Saved entries
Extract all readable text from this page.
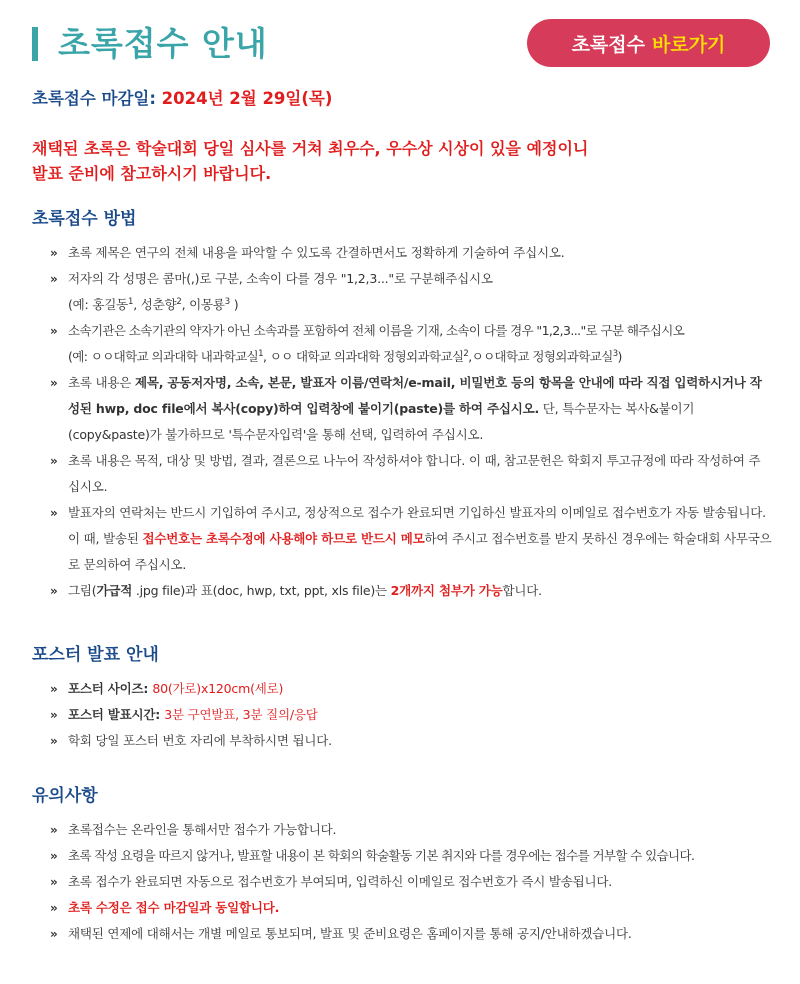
초록접수 안내	초록접수 바로가기
초록접수 마감일: 2024년 2월 29일(목)
채택된 초록은 학술대회 당일 심사를 거쳐 최우수, 우수상 시상이 있을 예정이니
발표 준비에 참고하시기 바랍니다.
초록접수 방법
» 초록 제목은 연구의 전체 내용을 파악할 수 있도록 간결하면서도 정확하게 기술하여 주십시오.
» 저자의 각 성명은 콤마(,)로 구분, 소속이 다를 경우 "1,2,3..."로 구분해주십시오
(예: 홍길동$^1$, 성춘향$^2$, 이몽룡$^3$ )
» 소속기관은 소속기관의 약자가 아닌 소속과를 포함하여 전체 이름을 기재, 소속이 다를 경우 "1,2,3..."로 구분 해주십시오
(예: ㅇㅇ대학교 의과대학 내과학교실$^1$, ㅇㅇ 대학교 의과대학 정형외과학교실$^2$,ㅇㅇ대학교 정형외과학교실$^3$)
» 초록 내용은 제목, 공동저자명, 소속, 본문, 발표자 이름/연락처/e-mail, 비밀번호 등의 항목을 안내에 따라 직접 입력하시거나 작성된 hwp, doc file에서 복사(copy)하여 입력창에 붙이기(paste)를 하여 주십시오. 단, 특수문자는 복사&붙이기(copy&paste)가 불가하므로 '특수문자입력'을 통해 선택, 입력하여 주십시오.
» 초록 내용은 목적, 대상 및 방법, 결과, 결론으로 나누어 작성하셔야 합니다. 이 때, 참고문헌은 학회지 투고규정에 따라 작성하여 주십시오.
» 발표자의 연락처는 반드시 기입하여 주시고, 정상적으로 접수가 완료되면 기입하신 발표자의 이메일로 접수번호가 자동 발송됩니다. 이 때, 발송된 접수번호는 초록수정에 사용해야 하므로 반드시 메모하여 주시고 접수번호를 받지 못하신 경우에는 학술대회 사무국으로 문의하여 주십시오.
» 그림(가급적 .jpg file)과 표(doc, hwp, txt, ppt, xls file)는 2개까지 첨부가 가능합니다.
포스터 발표 안내
» 포스터 사이즈: 80(가로)x120cm(세로)
» 포스터 발표시간: 3분 구연발표, 3분 질의/응답
» 학회 당일 포스터 번호 자리에 부착하시면 됩니다.
유의사항
» 초록접수는 온라인을 통해서만 접수가 가능합니다.
» 초록 작성 요령을 따르지 않거나, 발표할 내용이 본 학회의 학술활동 기본 취지와 다를 경우에는 접수를 거부할 수 있습니다.
» 초록 접수가 완료되면 자동으로 접수번호가 부여되며, 입력하신 이메일로 접수번호가 즉시 발송됩니다.
» 초록 수정은 접수 마감일과 동일합니다.
» 채택된 연제에 대해서는 개별 메일로 통보되며, 발표 및 준비요령은 홈페이지를 통해 공지/안내하겠습니다.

#### EXERCISE
Leave the pictures out, and print every line of the listing exactly as written.

#### EXERCISE RESULT
Extract all readable text from this page.
초록접수 안내	초록접수 바로가기
초록접수 마감일: 2024년 2월 29일(목)
채택된 초록은 학술대회 당일 심사를 거쳐 최우수, 우수상 시상이 있을 예정이니
발표 준비에 참고하시기 바랍니다.
초록접수 방법
» 초록 제목은 연구의 전체 내용을 파악할 수 있도록 간결하면서도 정확하게 기술하여 주십시오.
» 저자의 각 성명은 콤마(,)로 구분, 소속이 다를 경우 "1,2,3..."로 구분해주십시오
(예: 홍길동$^1$, 성춘향$^2$, 이몽룡$^3$ )
» 소속기관은 소속기관의 약자가 아닌 소속과를 포함하여 전체 이름을 기재, 소속이 다를 경우 "1,2,3..."로 구분 해주십시오
(예: ㅇㅇ대학교 의과대학 내과학교실$^1$, ㅇㅇ 대학교 의과대학 정형외과학교실$^2$,ㅇㅇ대학교 정형외과학교실$^3$)
» 초록 내용은 제목, 공동저자명, 소속, 본문, 발표자 이름/연락처/e-mail, 비밀번호 등의 항목을 안내에 따라 직접 입력하시거나 작성된 hwp, doc file에서 복사(copy)하여 입력창에 붙이기(paste)를 하여 주십시오. 단, 특수문자는 복사&붙이기(copy&paste)가 불가하므로 '특수문자입력'을 통해 선택, 입력하여 주십시오.
» 초록 내용은 목적, 대상 및 방법, 결과, 결론으로 나누어 작성하셔야 합니다. 이 때, 참고문헌은 학회지 투고규정에 따라 작성하여 주십시오.
» 발표자의 연락처는 반드시 기입하여 주시고, 정상적으로 접수가 완료되면 기입하신 발표자의 이메일로 접수번호가 자동 발송됩니다. 이 때, 발송된 접수번호는 초록수정에 사용해야 하므로 반드시 메모하여 주시고 접수번호를 받지 못하신 경우에는 학술대회 사무국으로 문의하여 주십시오.
» 그림(가급적 .jpg file)과 표(doc, hwp, txt, ppt, xls file)는 2개까지 첨부가 가능합니다.
포스터 발표 안내
» 포스터 사이즈: 80(가로)x120cm(세로)
» 포스터 발표시간: 3분 구연발표, 3분 질의/응답
» 학회 당일 포스터 번호 자리에 부착하시면 됩니다.
유의사항
» 초록접수는 온라인을 통해서만 접수가 가능합니다.
» 초록 작성 요령을 따르지 않거나, 발표할 내용이 본 학회의 학술활동 기본 취지와 다를 경우에는 접수를 거부할 수 있습니다.
» 초록 접수가 완료되면 자동으로 접수번호가 부여되며, 입력하신 이메일로 접수번호가 즉시 발송됩니다.
» 초록 수정은 접수 마감일과 동일합니다.
» 채택된 연제에 대해서는 개별 메일로 통보되며, 발표 및 준비요령은 홈페이지를 통해 공지/안내하겠습니다.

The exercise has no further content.